What needs to be done:
Reproduce the lines of the material exactly, excluding every image.

▼▼▼

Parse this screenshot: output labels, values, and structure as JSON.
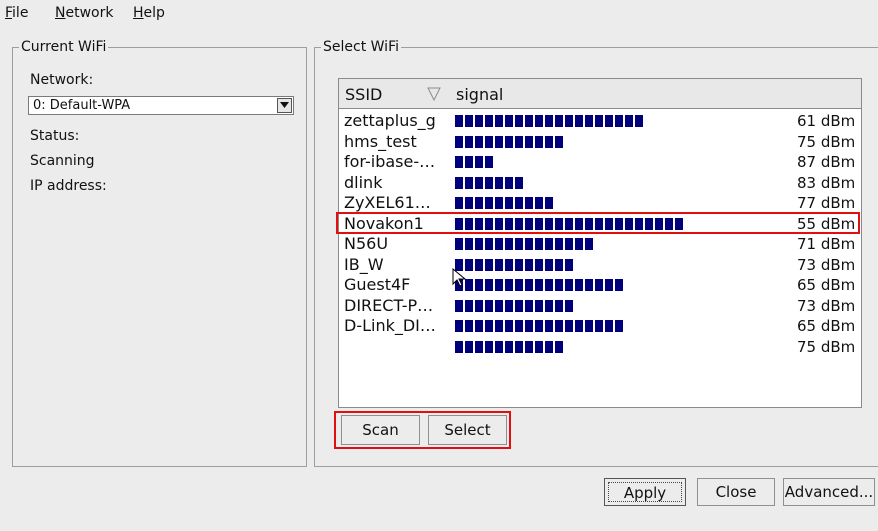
{
  "menu": [
    {
      "mnemonic": "F",
      "rest": "ile"
    },
    {
      "mnemonic": "N",
      "rest": "etwork"
    },
    {
      "mnemonic": "H",
      "rest": "elp"
    }
  ],
  "current_wifi": {
    "legend": "Current WiFi",
    "network_label": "Network:",
    "network_selected": "0: Default-WPA",
    "status_label": "Status:",
    "status_value": "Scanning",
    "ip_label": "IP address:"
  },
  "select_wifi": {
    "legend": "Select WiFi",
    "columns": [
      "SSID",
      "signal"
    ],
    "networks": [
      {
        "ssid": "zettaplus_g",
        "level": 19,
        "dbm": "61 dBm"
      },
      {
        "ssid": "hms_test",
        "level": 11,
        "dbm": "75 dBm"
      },
      {
        "ssid": "for-ibase-…",
        "level": 4,
        "dbm": "87 dBm"
      },
      {
        "ssid": "dlink",
        "level": 7,
        "dbm": "83 dBm"
      },
      {
        "ssid": "ZyXEL61…",
        "level": 10,
        "dbm": "77 dBm"
      },
      {
        "ssid": "Novakon1",
        "level": 23,
        "dbm": "55 dBm"
      },
      {
        "ssid": "N56U",
        "level": 14,
        "dbm": "71 dBm"
      },
      {
        "ssid": "IB_W",
        "level": 12,
        "dbm": "73 dBm"
      },
      {
        "ssid": "Guest4F",
        "level": 17,
        "dbm": "65 dBm"
      },
      {
        "ssid": "DIRECT-P…",
        "level": 12,
        "dbm": "73 dBm"
      },
      {
        "ssid": "D-Link_DI…",
        "level": 17,
        "dbm": "65 dBm"
      },
      {
        "ssid": "",
        "level": 11,
        "dbm": "75 dBm"
      }
    ],
    "scan_label": "Scan",
    "select_label": "Select"
  },
  "footer": {
    "apply_label": "Apply",
    "close_label": "Close",
    "advanced_label": "Advanced..."
  },
  "colors": {
    "bar": "#00007a",
    "highlight": "#e01010"
  }
}
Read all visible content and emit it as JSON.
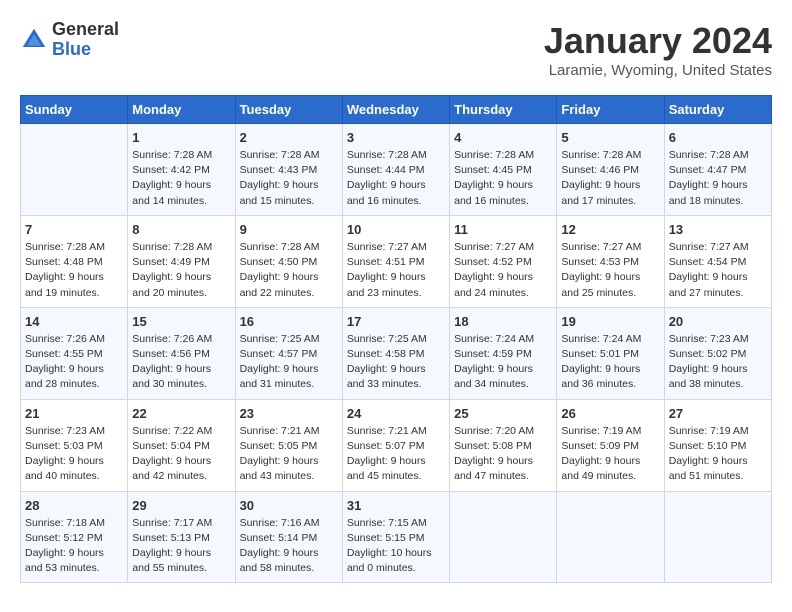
{
  "header": {
    "logo_general": "General",
    "logo_blue": "Blue",
    "month_title": "January 2024",
    "location": "Laramie, Wyoming, United States"
  },
  "calendar": {
    "days_of_week": [
      "Sunday",
      "Monday",
      "Tuesday",
      "Wednesday",
      "Thursday",
      "Friday",
      "Saturday"
    ],
    "weeks": [
      [
        {
          "day": "",
          "info": ""
        },
        {
          "day": "1",
          "info": "Sunrise: 7:28 AM\nSunset: 4:42 PM\nDaylight: 9 hours\nand 14 minutes."
        },
        {
          "day": "2",
          "info": "Sunrise: 7:28 AM\nSunset: 4:43 PM\nDaylight: 9 hours\nand 15 minutes."
        },
        {
          "day": "3",
          "info": "Sunrise: 7:28 AM\nSunset: 4:44 PM\nDaylight: 9 hours\nand 16 minutes."
        },
        {
          "day": "4",
          "info": "Sunrise: 7:28 AM\nSunset: 4:45 PM\nDaylight: 9 hours\nand 16 minutes."
        },
        {
          "day": "5",
          "info": "Sunrise: 7:28 AM\nSunset: 4:46 PM\nDaylight: 9 hours\nand 17 minutes."
        },
        {
          "day": "6",
          "info": "Sunrise: 7:28 AM\nSunset: 4:47 PM\nDaylight: 9 hours\nand 18 minutes."
        }
      ],
      [
        {
          "day": "7",
          "info": "Sunrise: 7:28 AM\nSunset: 4:48 PM\nDaylight: 9 hours\nand 19 minutes."
        },
        {
          "day": "8",
          "info": "Sunrise: 7:28 AM\nSunset: 4:49 PM\nDaylight: 9 hours\nand 20 minutes."
        },
        {
          "day": "9",
          "info": "Sunrise: 7:28 AM\nSunset: 4:50 PM\nDaylight: 9 hours\nand 22 minutes."
        },
        {
          "day": "10",
          "info": "Sunrise: 7:27 AM\nSunset: 4:51 PM\nDaylight: 9 hours\nand 23 minutes."
        },
        {
          "day": "11",
          "info": "Sunrise: 7:27 AM\nSunset: 4:52 PM\nDaylight: 9 hours\nand 24 minutes."
        },
        {
          "day": "12",
          "info": "Sunrise: 7:27 AM\nSunset: 4:53 PM\nDaylight: 9 hours\nand 25 minutes."
        },
        {
          "day": "13",
          "info": "Sunrise: 7:27 AM\nSunset: 4:54 PM\nDaylight: 9 hours\nand 27 minutes."
        }
      ],
      [
        {
          "day": "14",
          "info": "Sunrise: 7:26 AM\nSunset: 4:55 PM\nDaylight: 9 hours\nand 28 minutes."
        },
        {
          "day": "15",
          "info": "Sunrise: 7:26 AM\nSunset: 4:56 PM\nDaylight: 9 hours\nand 30 minutes."
        },
        {
          "day": "16",
          "info": "Sunrise: 7:25 AM\nSunset: 4:57 PM\nDaylight: 9 hours\nand 31 minutes."
        },
        {
          "day": "17",
          "info": "Sunrise: 7:25 AM\nSunset: 4:58 PM\nDaylight: 9 hours\nand 33 minutes."
        },
        {
          "day": "18",
          "info": "Sunrise: 7:24 AM\nSunset: 4:59 PM\nDaylight: 9 hours\nand 34 minutes."
        },
        {
          "day": "19",
          "info": "Sunrise: 7:24 AM\nSunset: 5:01 PM\nDaylight: 9 hours\nand 36 minutes."
        },
        {
          "day": "20",
          "info": "Sunrise: 7:23 AM\nSunset: 5:02 PM\nDaylight: 9 hours\nand 38 minutes."
        }
      ],
      [
        {
          "day": "21",
          "info": "Sunrise: 7:23 AM\nSunset: 5:03 PM\nDaylight: 9 hours\nand 40 minutes."
        },
        {
          "day": "22",
          "info": "Sunrise: 7:22 AM\nSunset: 5:04 PM\nDaylight: 9 hours\nand 42 minutes."
        },
        {
          "day": "23",
          "info": "Sunrise: 7:21 AM\nSunset: 5:05 PM\nDaylight: 9 hours\nand 43 minutes."
        },
        {
          "day": "24",
          "info": "Sunrise: 7:21 AM\nSunset: 5:07 PM\nDaylight: 9 hours\nand 45 minutes."
        },
        {
          "day": "25",
          "info": "Sunrise: 7:20 AM\nSunset: 5:08 PM\nDaylight: 9 hours\nand 47 minutes."
        },
        {
          "day": "26",
          "info": "Sunrise: 7:19 AM\nSunset: 5:09 PM\nDaylight: 9 hours\nand 49 minutes."
        },
        {
          "day": "27",
          "info": "Sunrise: 7:19 AM\nSunset: 5:10 PM\nDaylight: 9 hours\nand 51 minutes."
        }
      ],
      [
        {
          "day": "28",
          "info": "Sunrise: 7:18 AM\nSunset: 5:12 PM\nDaylight: 9 hours\nand 53 minutes."
        },
        {
          "day": "29",
          "info": "Sunrise: 7:17 AM\nSunset: 5:13 PM\nDaylight: 9 hours\nand 55 minutes."
        },
        {
          "day": "30",
          "info": "Sunrise: 7:16 AM\nSunset: 5:14 PM\nDaylight: 9 hours\nand 58 minutes."
        },
        {
          "day": "31",
          "info": "Sunrise: 7:15 AM\nSunset: 5:15 PM\nDaylight: 10 hours\nand 0 minutes."
        },
        {
          "day": "",
          "info": ""
        },
        {
          "day": "",
          "info": ""
        },
        {
          "day": "",
          "info": ""
        }
      ]
    ]
  }
}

▲▲▲

Answer to this exercise:
Parse this screenshot: output labels, values, and structure as JSON.
{
  "menu": [
    {
      "mnemonic": "F",
      "rest": "ile"
    },
    {
      "mnemonic": "N",
      "rest": "etwork"
    },
    {
      "mnemonic": "H",
      "rest": "elp"
    }
  ],
  "current_wifi": {
    "legend": "Current WiFi",
    "network_label": "Network:",
    "network_selected": "0: Default-WPA",
    "status_label": "Status:",
    "status_value": "Scanning",
    "ip_label": "IP address:"
  },
  "select_wifi": {
    "legend": "Select WiFi",
    "columns": [
      "SSID",
      "signal"
    ],
    "networks": [
      {
        "ssid": "zettaplus_g",
        "level": 19,
        "dbm": "61 dBm"
      },
      {
        "ssid": "hms_test",
        "level": 11,
        "dbm": "75 dBm"
      },
      {
        "ssid": "for-ibase-…",
        "level": 4,
        "dbm": "87 dBm"
      },
      {
        "ssid": "dlink",
        "level": 7,
        "dbm": "83 dBm"
      },
      {
        "ssid": "ZyXEL61…",
        "level": 10,
        "dbm": "77 dBm"
      },
      {
        "ssid": "Novakon1",
        "level": 23,
        "dbm": "55 dBm"
      },
      {
        "ssid": "N56U",
        "level": 14,
        "dbm": "71 dBm"
      },
      {
        "ssid": "IB_W",
        "level": 12,
        "dbm": "73 dBm"
      },
      {
        "ssid": "Guest4F",
        "level": 17,
        "dbm": "65 dBm"
      },
      {
        "ssid": "DIRECT-P…",
        "level": 12,
        "dbm": "73 dBm"
      },
      {
        "ssid": "D-Link_DI…",
        "level": 17,
        "dbm": "65 dBm"
      },
      {
        "ssid": "",
        "level": 11,
        "dbm": "75 dBm"
      }
    ],
    "scan_label": "Scan",
    "select_label": "Select"
  },
  "footer": {
    "apply_label": "Apply",
    "close_label": "Close",
    "advanced_label": "Advanced..."
  },
  "colors": {
    "bar": "#00007a",
    "highlight": "#e01010"
  }
}
Read all visible content and emit it as JSON.
{
  "header": {
    "logo_general": "General",
    "logo_blue": "Blue",
    "month_title": "January 2024",
    "location": "Laramie, Wyoming, United States"
  },
  "calendar": {
    "days_of_week": [
      "Sunday",
      "Monday",
      "Tuesday",
      "Wednesday",
      "Thursday",
      "Friday",
      "Saturday"
    ],
    "weeks": [
      [
        {
          "day": "",
          "info": ""
        },
        {
          "day": "1",
          "info": "Sunrise: 7:28 AM\nSunset: 4:42 PM\nDaylight: 9 hours\nand 14 minutes."
        },
        {
          "day": "2",
          "info": "Sunrise: 7:28 AM\nSunset: 4:43 PM\nDaylight: 9 hours\nand 15 minutes."
        },
        {
          "day": "3",
          "info": "Sunrise: 7:28 AM\nSunset: 4:44 PM\nDaylight: 9 hours\nand 16 minutes."
        },
        {
          "day": "4",
          "info": "Sunrise: 7:28 AM\nSunset: 4:45 PM\nDaylight: 9 hours\nand 16 minutes."
        },
        {
          "day": "5",
          "info": "Sunrise: 7:28 AM\nSunset: 4:46 PM\nDaylight: 9 hours\nand 17 minutes."
        },
        {
          "day": "6",
          "info": "Sunrise: 7:28 AM\nSunset: 4:47 PM\nDaylight: 9 hours\nand 18 minutes."
        }
      ],
      [
        {
          "day": "7",
          "info": "Sunrise: 7:28 AM\nSunset: 4:48 PM\nDaylight: 9 hours\nand 19 minutes."
        },
        {
          "day": "8",
          "info": "Sunrise: 7:28 AM\nSunset: 4:49 PM\nDaylight: 9 hours\nand 20 minutes."
        },
        {
          "day": "9",
          "info": "Sunrise: 7:28 AM\nSunset: 4:50 PM\nDaylight: 9 hours\nand 22 minutes."
        },
        {
          "day": "10",
          "info": "Sunrise: 7:27 AM\nSunset: 4:51 PM\nDaylight: 9 hours\nand 23 minutes."
        },
        {
          "day": "11",
          "info": "Sunrise: 7:27 AM\nSunset: 4:52 PM\nDaylight: 9 hours\nand 24 minutes."
        },
        {
          "day": "12",
          "info": "Sunrise: 7:27 AM\nSunset: 4:53 PM\nDaylight: 9 hours\nand 25 minutes."
        },
        {
          "day": "13",
          "info": "Sunrise: 7:27 AM\nSunset: 4:54 PM\nDaylight: 9 hours\nand 27 minutes."
        }
      ],
      [
        {
          "day": "14",
          "info": "Sunrise: 7:26 AM\nSunset: 4:55 PM\nDaylight: 9 hours\nand 28 minutes."
        },
        {
          "day": "15",
          "info": "Sunrise: 7:26 AM\nSunset: 4:56 PM\nDaylight: 9 hours\nand 30 minutes."
        },
        {
          "day": "16",
          "info": "Sunrise: 7:25 AM\nSunset: 4:57 PM\nDaylight: 9 hours\nand 31 minutes."
        },
        {
          "day": "17",
          "info": "Sunrise: 7:25 AM\nSunset: 4:58 PM\nDaylight: 9 hours\nand 33 minutes."
        },
        {
          "day": "18",
          "info": "Sunrise: 7:24 AM\nSunset: 4:59 PM\nDaylight: 9 hours\nand 34 minutes."
        },
        {
          "day": "19",
          "info": "Sunrise: 7:24 AM\nSunset: 5:01 PM\nDaylight: 9 hours\nand 36 minutes."
        },
        {
          "day": "20",
          "info": "Sunrise: 7:23 AM\nSunset: 5:02 PM\nDaylight: 9 hours\nand 38 minutes."
        }
      ],
      [
        {
          "day": "21",
          "info": "Sunrise: 7:23 AM\nSunset: 5:03 PM\nDaylight: 9 hours\nand 40 minutes."
        },
        {
          "day": "22",
          "info": "Sunrise: 7:22 AM\nSunset: 5:04 PM\nDaylight: 9 hours\nand 42 minutes."
        },
        {
          "day": "23",
          "info": "Sunrise: 7:21 AM\nSunset: 5:05 PM\nDaylight: 9 hours\nand 43 minutes."
        },
        {
          "day": "24",
          "info": "Sunrise: 7:21 AM\nSunset: 5:07 PM\nDaylight: 9 hours\nand 45 minutes."
        },
        {
          "day": "25",
          "info": "Sunrise: 7:20 AM\nSunset: 5:08 PM\nDaylight: 9 hours\nand 47 minutes."
        },
        {
          "day": "26",
          "info": "Sunrise: 7:19 AM\nSunset: 5:09 PM\nDaylight: 9 hours\nand 49 minutes."
        },
        {
          "day": "27",
          "info": "Sunrise: 7:19 AM\nSunset: 5:10 PM\nDaylight: 9 hours\nand 51 minutes."
        }
      ],
      [
        {
          "day": "28",
          "info": "Sunrise: 7:18 AM\nSunset: 5:12 PM\nDaylight: 9 hours\nand 53 minutes."
        },
        {
          "day": "29",
          "info": "Sunrise: 7:17 AM\nSunset: 5:13 PM\nDaylight: 9 hours\nand 55 minutes."
        },
        {
          "day": "30",
          "info": "Sunrise: 7:16 AM\nSunset: 5:14 PM\nDaylight: 9 hours\nand 58 minutes."
        },
        {
          "day": "31",
          "info": "Sunrise: 7:15 AM\nSunset: 5:15 PM\nDaylight: 10 hours\nand 0 minutes."
        },
        {
          "day": "",
          "info": ""
        },
        {
          "day": "",
          "info": ""
        },
        {
          "day": "",
          "info": ""
        }
      ]
    ]
  }
}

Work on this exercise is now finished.